Extracted data start

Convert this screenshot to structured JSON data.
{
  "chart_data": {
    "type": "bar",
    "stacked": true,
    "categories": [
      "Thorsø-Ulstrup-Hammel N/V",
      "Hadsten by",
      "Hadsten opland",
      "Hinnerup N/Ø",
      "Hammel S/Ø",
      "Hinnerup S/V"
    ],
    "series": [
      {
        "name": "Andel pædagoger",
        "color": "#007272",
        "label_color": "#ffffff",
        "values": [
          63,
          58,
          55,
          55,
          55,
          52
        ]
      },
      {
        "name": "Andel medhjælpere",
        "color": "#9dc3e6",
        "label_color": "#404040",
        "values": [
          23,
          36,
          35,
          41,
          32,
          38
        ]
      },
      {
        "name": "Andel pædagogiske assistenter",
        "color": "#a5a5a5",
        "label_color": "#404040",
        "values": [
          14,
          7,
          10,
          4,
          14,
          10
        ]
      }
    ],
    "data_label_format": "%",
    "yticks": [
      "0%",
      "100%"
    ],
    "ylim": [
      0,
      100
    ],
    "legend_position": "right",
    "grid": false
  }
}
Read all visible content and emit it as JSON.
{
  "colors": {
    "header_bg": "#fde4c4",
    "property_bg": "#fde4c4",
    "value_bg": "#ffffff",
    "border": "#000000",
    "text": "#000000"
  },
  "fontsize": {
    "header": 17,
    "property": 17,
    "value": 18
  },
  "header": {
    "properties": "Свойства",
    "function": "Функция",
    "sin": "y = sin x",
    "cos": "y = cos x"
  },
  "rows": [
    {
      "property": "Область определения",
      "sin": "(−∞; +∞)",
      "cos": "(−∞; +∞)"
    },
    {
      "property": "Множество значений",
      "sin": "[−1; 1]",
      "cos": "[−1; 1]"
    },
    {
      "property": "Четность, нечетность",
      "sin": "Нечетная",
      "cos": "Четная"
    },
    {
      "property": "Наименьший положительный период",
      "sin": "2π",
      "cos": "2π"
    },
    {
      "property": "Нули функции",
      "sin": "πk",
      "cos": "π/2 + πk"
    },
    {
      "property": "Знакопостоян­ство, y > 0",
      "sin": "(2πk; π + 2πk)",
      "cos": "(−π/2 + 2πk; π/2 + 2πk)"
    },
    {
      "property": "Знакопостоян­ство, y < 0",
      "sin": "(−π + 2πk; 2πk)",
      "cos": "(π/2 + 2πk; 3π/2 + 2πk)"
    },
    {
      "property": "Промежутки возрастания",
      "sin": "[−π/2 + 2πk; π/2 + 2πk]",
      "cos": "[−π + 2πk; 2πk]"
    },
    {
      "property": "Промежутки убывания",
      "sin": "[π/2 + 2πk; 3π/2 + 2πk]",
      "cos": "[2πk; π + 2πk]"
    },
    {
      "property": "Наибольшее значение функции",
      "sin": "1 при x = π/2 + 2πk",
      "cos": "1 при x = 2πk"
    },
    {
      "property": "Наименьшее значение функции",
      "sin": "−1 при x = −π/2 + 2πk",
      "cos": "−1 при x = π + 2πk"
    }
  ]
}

Extracted data end

Copy each line of the data above that holds "JSON".

Task output →
Convert this screenshot to structured JSON data.
Read all visible content and emit it as JSON.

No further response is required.